■ Challenge
Please copy every line of the records below that holds the word "Studenti".

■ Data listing
══════════════════════════════
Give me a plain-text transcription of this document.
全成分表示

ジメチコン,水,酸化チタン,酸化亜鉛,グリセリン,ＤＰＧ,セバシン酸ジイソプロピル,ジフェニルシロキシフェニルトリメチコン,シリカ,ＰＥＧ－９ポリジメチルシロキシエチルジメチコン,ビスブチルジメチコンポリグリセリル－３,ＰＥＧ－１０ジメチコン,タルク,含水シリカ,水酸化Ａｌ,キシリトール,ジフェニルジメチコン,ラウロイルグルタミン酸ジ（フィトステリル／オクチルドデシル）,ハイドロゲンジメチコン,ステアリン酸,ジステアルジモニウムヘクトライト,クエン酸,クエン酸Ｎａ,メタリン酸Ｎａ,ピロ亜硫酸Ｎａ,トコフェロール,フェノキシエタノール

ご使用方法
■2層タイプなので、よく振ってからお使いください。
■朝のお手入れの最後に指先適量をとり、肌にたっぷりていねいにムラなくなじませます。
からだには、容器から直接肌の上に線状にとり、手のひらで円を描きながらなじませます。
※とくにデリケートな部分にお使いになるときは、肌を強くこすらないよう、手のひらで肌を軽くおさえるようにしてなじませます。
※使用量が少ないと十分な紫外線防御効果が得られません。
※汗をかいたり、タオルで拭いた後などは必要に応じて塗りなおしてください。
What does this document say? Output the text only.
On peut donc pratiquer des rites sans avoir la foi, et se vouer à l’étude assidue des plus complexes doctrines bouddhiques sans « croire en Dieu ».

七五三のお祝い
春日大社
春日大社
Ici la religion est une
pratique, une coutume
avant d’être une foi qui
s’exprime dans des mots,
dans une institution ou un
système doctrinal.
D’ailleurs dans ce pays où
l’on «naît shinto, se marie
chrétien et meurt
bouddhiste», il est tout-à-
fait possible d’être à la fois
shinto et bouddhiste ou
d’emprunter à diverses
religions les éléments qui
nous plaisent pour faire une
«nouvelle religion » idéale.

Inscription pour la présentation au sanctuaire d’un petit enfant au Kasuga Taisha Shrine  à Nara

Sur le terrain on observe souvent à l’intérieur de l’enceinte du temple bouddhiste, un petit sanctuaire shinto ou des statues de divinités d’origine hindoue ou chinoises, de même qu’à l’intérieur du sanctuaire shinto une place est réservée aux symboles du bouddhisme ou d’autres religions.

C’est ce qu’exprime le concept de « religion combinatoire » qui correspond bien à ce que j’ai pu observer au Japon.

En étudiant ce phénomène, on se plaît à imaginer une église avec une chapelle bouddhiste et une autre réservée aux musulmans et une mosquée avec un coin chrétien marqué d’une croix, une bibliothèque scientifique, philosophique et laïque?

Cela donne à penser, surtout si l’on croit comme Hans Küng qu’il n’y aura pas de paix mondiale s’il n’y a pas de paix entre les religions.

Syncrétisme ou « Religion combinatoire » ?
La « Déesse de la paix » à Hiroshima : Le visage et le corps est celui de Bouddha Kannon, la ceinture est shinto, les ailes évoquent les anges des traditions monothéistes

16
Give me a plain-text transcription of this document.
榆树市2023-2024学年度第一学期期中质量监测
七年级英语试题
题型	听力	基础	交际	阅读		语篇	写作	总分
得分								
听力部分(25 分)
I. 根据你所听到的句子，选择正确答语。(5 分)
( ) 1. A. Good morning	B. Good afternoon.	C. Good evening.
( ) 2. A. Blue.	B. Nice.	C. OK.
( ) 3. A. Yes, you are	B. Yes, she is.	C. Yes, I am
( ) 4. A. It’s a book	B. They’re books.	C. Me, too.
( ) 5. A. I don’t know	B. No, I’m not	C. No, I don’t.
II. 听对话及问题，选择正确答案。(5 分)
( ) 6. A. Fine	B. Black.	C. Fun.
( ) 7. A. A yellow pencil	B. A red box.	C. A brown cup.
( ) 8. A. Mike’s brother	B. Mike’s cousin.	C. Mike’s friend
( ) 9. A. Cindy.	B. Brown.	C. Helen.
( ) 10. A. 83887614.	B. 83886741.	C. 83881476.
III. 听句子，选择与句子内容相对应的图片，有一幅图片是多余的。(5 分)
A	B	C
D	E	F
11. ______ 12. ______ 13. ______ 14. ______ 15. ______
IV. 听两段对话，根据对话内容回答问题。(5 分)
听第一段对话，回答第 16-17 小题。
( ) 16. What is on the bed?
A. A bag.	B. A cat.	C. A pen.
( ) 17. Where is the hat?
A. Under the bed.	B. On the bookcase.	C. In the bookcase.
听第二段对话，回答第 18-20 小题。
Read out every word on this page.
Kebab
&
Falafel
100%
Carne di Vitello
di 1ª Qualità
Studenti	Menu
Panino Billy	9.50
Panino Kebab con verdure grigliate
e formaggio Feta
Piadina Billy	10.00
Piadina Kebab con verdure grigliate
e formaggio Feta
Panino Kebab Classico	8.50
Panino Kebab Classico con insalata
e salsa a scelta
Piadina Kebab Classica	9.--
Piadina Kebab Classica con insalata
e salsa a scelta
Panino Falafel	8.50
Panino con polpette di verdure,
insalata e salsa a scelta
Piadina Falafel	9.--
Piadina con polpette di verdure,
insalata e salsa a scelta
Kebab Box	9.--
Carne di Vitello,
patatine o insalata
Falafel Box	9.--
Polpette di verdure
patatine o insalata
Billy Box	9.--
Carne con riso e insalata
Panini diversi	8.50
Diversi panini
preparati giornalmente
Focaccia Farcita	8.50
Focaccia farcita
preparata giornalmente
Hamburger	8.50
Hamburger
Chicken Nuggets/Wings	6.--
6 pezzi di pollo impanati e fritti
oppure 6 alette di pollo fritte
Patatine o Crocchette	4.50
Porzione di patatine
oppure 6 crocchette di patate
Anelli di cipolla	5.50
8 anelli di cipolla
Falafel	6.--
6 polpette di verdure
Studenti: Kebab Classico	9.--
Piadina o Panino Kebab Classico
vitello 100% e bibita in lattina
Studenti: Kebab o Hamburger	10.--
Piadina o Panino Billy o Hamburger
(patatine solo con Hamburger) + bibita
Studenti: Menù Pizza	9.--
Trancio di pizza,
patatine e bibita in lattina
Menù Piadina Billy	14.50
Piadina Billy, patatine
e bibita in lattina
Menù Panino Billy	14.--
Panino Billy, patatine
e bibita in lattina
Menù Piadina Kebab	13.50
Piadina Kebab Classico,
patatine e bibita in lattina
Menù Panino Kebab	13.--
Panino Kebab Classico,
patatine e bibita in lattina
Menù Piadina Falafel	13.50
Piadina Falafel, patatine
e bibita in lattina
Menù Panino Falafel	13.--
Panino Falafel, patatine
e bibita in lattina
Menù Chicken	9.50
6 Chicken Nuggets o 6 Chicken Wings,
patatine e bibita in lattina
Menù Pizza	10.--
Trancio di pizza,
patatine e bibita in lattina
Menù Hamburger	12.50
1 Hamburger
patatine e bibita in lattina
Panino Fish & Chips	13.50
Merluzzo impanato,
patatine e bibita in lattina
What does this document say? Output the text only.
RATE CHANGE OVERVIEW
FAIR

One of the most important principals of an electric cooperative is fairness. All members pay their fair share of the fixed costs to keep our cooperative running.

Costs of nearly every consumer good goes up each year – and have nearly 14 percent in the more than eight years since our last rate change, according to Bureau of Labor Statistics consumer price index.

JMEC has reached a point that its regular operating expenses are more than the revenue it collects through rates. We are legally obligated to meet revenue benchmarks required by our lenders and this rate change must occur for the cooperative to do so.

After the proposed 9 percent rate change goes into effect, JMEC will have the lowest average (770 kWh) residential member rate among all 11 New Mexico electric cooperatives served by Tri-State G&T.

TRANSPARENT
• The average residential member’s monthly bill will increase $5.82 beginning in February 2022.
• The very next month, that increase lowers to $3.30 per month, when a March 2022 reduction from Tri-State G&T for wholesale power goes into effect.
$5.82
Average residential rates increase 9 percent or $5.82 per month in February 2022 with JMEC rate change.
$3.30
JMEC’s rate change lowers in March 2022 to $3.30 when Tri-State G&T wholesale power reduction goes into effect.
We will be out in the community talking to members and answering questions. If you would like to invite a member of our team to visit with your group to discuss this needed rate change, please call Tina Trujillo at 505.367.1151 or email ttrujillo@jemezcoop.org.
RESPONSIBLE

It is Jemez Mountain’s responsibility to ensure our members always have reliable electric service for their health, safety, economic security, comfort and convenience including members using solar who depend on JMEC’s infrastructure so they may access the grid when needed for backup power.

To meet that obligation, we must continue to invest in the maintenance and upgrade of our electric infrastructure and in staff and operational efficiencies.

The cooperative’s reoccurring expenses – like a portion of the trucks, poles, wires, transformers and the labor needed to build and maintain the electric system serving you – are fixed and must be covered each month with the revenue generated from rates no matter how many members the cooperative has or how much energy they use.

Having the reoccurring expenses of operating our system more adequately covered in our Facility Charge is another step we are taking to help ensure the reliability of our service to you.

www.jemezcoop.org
══════════════════════════════
■ Finished exercise
Studenti	Menu
Studenti: Kebab Classico	9.--
Studenti: Kebab o Hamburger	10.--
Studenti: Menù Pizza	9.--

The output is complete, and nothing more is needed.